• STATED GOAL:
Write the data out again exactly, dropping any images it holds.

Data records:
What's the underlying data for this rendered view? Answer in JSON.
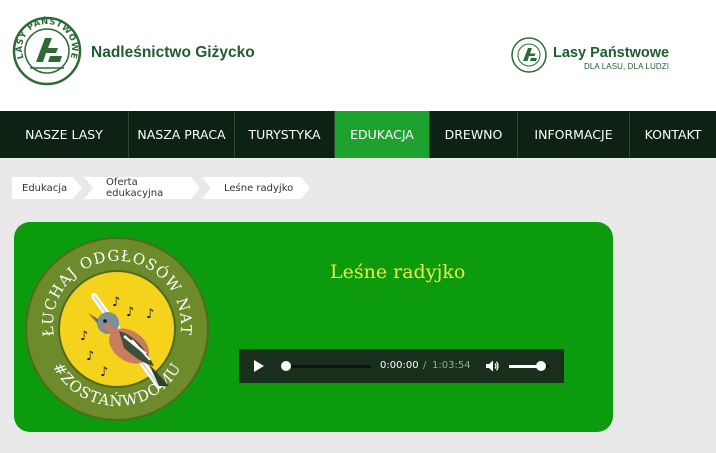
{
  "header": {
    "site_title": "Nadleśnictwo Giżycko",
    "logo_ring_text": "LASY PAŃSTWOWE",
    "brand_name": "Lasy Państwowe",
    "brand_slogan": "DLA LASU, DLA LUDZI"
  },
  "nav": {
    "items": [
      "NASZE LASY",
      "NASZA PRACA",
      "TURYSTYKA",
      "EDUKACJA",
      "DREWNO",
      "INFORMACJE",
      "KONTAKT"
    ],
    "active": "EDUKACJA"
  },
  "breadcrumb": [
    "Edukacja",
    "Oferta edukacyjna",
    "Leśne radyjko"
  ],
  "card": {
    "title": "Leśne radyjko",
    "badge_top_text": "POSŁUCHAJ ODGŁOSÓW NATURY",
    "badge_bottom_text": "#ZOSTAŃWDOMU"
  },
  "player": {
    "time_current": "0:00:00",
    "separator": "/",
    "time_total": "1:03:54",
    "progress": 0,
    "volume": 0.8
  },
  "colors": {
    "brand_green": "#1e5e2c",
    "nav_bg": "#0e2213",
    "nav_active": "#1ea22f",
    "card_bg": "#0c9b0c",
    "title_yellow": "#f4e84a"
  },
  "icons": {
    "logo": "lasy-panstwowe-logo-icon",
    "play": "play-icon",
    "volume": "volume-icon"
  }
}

• ANSWER TO THIS PROBLEM:
What's the underlying data for this rendered view? Answer in JSON.
{
  "header": {
    "site_title": "Nadleśnictwo Giżycko",
    "logo_ring_text": "LASY PAŃSTWOWE",
    "brand_name": "Lasy Państwowe",
    "brand_slogan": "DLA LASU, DLA LUDZI"
  },
  "nav": {
    "items": [
      "NASZE LASY",
      "NASZA PRACA",
      "TURYSTYKA",
      "EDUKACJA",
      "DREWNO",
      "INFORMACJE",
      "KONTAKT"
    ],
    "active": "EDUKACJA"
  },
  "breadcrumb": [
    "Edukacja",
    "Oferta edukacyjna",
    "Leśne radyjko"
  ],
  "card": {
    "title": "Leśne radyjko",
    "badge_top_text": "POSŁUCHAJ ODGŁOSÓW NATURY",
    "badge_bottom_text": "#ZOSTAŃWDOMU"
  },
  "player": {
    "time_current": "0:00:00",
    "separator": "/",
    "time_total": "1:03:54",
    "progress": 0,
    "volume": 0.8
  },
  "colors": {
    "brand_green": "#1e5e2c",
    "nav_bg": "#0e2213",
    "nav_active": "#1ea22f",
    "card_bg": "#0c9b0c",
    "title_yellow": "#f4e84a"
  },
  "icons": {
    "logo": "lasy-panstwowe-logo-icon",
    "play": "play-icon",
    "volume": "volume-icon"
  }
}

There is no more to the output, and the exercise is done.